#### Stated task 1
According to the McDonald's article, in how many countries does McDonald's Corporation run restaurants under the McDonald's brand?
#### Stated task 2
Rewrite the McDonald's article starting with "Table of contents" and going on through "at $1.64 billion.", putting "fast-food" in place of "quick-service".
#### Stated task 3
Carry on the McDonald's article from its last sentence.

McDonald's Corporation is the world's largest chain of fast-food restaurants. Although McDonald's did not invent the hamburger or fast food, their name has become nearly synonymous with both.

It has become known as simply McDonald's, or by the colloquialisms the Golden Arches, Mickey D's (American slang), Macca's (Australian slang), Mackey-D's (British Slang).


''Interior of a McDonald's restaurant

Table of contents
1 Corporate overview
2 History
3 Challenges
4 See also
5 References
6 External Links

Corporate overview

McDonald's Corporation operates more than 30,000 quick-service restaurant businesses under the McDonald's brand, in 121 countries around the world. In addition, the Company operates other restaurant brands, such as Aroma Café, Boston Market, Chipotle Mexican Grill, Donatos Pizza and Pret A Manger. Revenues for 2001 were US$14.87 billion, with net income at $1.64 billion.

The McDonald's Corporation's business model is slightly different from that of most other fast-food chains. In addition to ordinary franchise fees, supplies and percentage of sales, McDonald's also collects rent. As a condition of the franchise agreement, McDonald's owns the property on which most McDonald's franchises are located. The corporation extracts income from the franchises in the form of rents, which are only partially linked to sales. As Harry J. Sonneborne, one of McDonald's founders put it, "We are in the real estate business. The only reason we sell hamburgers is because they are the greatest producer of revenue from which our tenants can pay us rent."


Drive-thru

McDonald's restaurants are mainly one of three varieties:

  • Most locations allow guests to order inside, with the option of eating inside the restaurant ("for here"), or doing take out ("to go"). Most locations have Drive-Thru windows; customers drive around the building to different stations, ordering, paying for and picking up their food from their car. Some of these normal locations have terraces at which customers can eat at. These locations are in urban and suburban areas, small towns along highways, at pit-stops along major highways.
  • "McDrive" locations, near highways. These locations are simply drive-thrus, to which there is no restaurant area connected. Customers may eat while driving, or in the parking lot.
  • Select locations in the heart of cities are essentially set up as drive-thrus, except for pedestrian traffic. These locations offer no seating area.

Specially themed restaurants also exists, such as Rock and Roll McDonald's, 50's themed restaurants. Many newer McDonald's in suburban areas feature large indoor or outdoor playgrounds, called McDonald's Playland.

The yellow "Golden Arches" form the logo of McDonald's, often put on high poles to mark a restaurant. A red and yellow are in the color schemes used most often by the company in advertising.

McDonald's official training facility is Hamburger University in Oak Brook, Illinois.

History

The first McDonald's restaurant was founded in 1940 by brothers Dick and Mac McDonald in San Bernardino, California. The McDonald's restaurant gained fame after 1948, when the brothers implemented their innovative "Speedee Service System", an assembly-line hamburger construction and self-serve operation.

[Records]
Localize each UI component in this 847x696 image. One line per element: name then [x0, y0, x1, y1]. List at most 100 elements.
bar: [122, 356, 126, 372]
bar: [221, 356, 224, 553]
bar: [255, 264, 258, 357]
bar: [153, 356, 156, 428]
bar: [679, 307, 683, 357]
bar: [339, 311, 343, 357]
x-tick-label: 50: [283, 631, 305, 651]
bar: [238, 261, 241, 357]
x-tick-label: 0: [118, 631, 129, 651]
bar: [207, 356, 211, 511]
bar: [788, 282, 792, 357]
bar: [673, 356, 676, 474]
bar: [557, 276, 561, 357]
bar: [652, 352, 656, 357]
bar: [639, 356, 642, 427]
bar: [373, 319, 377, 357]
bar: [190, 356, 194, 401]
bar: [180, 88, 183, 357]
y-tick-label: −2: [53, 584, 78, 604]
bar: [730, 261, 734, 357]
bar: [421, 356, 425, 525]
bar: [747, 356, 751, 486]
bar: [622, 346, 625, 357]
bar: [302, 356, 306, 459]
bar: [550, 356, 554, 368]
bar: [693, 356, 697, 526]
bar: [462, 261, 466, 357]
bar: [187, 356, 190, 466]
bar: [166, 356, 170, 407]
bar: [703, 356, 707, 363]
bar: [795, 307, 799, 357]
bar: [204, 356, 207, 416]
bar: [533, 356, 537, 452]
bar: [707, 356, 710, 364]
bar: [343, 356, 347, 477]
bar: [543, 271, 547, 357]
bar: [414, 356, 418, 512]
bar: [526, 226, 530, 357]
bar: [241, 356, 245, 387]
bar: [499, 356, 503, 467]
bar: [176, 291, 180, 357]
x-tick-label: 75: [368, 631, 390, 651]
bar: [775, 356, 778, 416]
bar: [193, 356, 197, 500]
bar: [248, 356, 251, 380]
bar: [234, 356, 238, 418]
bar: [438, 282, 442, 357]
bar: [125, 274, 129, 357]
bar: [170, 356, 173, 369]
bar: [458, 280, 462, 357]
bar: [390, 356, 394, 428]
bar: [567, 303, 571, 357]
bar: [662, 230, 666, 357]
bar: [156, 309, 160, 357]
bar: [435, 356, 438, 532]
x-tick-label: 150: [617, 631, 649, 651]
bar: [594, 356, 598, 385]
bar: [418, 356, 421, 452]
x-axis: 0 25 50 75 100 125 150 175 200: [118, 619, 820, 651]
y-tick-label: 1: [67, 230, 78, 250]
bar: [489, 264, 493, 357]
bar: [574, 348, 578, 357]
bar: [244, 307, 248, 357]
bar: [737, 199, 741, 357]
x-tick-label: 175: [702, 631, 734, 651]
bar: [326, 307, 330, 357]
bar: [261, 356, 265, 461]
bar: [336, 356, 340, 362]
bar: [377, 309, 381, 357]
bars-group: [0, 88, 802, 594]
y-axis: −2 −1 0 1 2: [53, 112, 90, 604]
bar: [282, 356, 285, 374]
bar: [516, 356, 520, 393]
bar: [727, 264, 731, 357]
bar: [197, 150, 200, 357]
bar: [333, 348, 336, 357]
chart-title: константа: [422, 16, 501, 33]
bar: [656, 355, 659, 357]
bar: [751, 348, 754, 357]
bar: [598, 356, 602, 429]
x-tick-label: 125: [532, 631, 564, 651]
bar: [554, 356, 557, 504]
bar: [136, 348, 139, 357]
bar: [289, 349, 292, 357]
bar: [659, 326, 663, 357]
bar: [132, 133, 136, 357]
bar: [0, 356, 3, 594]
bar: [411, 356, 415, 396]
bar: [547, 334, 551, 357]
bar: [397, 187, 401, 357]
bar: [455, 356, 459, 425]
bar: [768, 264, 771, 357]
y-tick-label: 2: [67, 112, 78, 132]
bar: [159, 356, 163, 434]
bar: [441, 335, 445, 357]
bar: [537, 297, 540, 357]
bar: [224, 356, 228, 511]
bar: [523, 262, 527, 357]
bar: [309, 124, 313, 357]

#### Reply 1
121 countries.

#### Reply 2
Table of contents
1 Corporate overview
2 History
3 Challenges
4 See also
5 References
6 External Links

Corporate overview

McDonald's Corporation operates more than 30,000 fast-food restaurant businesses under the McDonald's brand, in 121 countries around the world. In addition, the Company operates other restaurant brands, such as Aroma Café, Boston Market, Chipotle Mexican Grill, Donatos Pizza and Pret A Manger. Revenues for 2001 were US$14.87 billion, with net income at $1.64 billion.

#### Reply 3
In 1954, entrepreneur and milkshake-mixer salesman Ray Kroc became interested in the McDonald's restaurant when he learned of its extraordinary capacity. Upon seeing the restaurant in operation, he approached the McDonald brothers with a proposition to open new McDonald's restaurants, with himself as the first franchisee. Kroc worked hard to sell McDonald's. He even attempted to prevail on his wartime acquaintance with Walt Disney, in the failed hope of opening a McDonald's at the soon-to-be-opened Disneyland. Eventually he opened his first restaurant in Des Plaines, Illinois. It was an immediate success.

Kroc's new company was originally named "McDonald's Systems Inc.", and was founded March 2, 1955. In 1960, the company was renamed "McDonald's Corporation".

One of Kroc's marketing insights was his decision to market McDonald's hamburgers to families, and particularly to children. In the early 1960s, a Washington, DC McDonald's franchisee named Oscar Goldstein sponsored a children's show called Bozo's Circus, starring a clown played by Willard Scott. When the show was cancelled, Goldstein hired Scott as McDonald's new mascot, "Ronald McDonald". The character was eventually spread to the rest of the country via an advertising campaign, although it was decided that Scott was too plump for the role. An entire cast of McDonaldland characters was developed.

Under Kroc's agreement with the McDonald brothers, he was responsible for the entire expansion process, while the brothers retained control of the production process and a share of the profits. By 1961, Kroc was frustrated with the arrangement. After some negotiation, the comfortably wealthy McDonald's brothers agreed to sell Kroc the business rights to their operation for $2.7 million, which was borrowed from a number of investors (including Princeton University). The agreement allowed the brothers to keep their original restaurant—renamed "The Big M"—which remained open until Kroc drove it out of business by opening a McDonald's just one block north. Had the brothers maintained their original agreement, which granted them 0.5% of the chain's annual revenues, they would have been collecting nearly $180 million per year today. [1]

Since that time, McDonald's has opened restaurants in countries throughout the world. On January 31, 1990 the first McDonald's Restaurant opened in Moscow, Russia. In contrast to the stereotype of McDonalds in the United States in which McDonalds is seen as the purveyor of cheap, inferior, and unhealthy food, in some parts of the world such as Russia and China, McDonald's food is seen as a status symbol and the restaurants are admired for their atmosphere and cleanliness.

The price of the Big Mac hamburger sold by McDonald's has been used by The Economist as an informal measure of purchasing power parity between two currencies, called "Big Mac Index."

The standardization of McDonalds has been emblematic of globalization. Tom Friedman proposed a McDonald's rule which was that no countries with McDonald's would go to war with each other. This "rule" was broken by the American bombing of Serbia.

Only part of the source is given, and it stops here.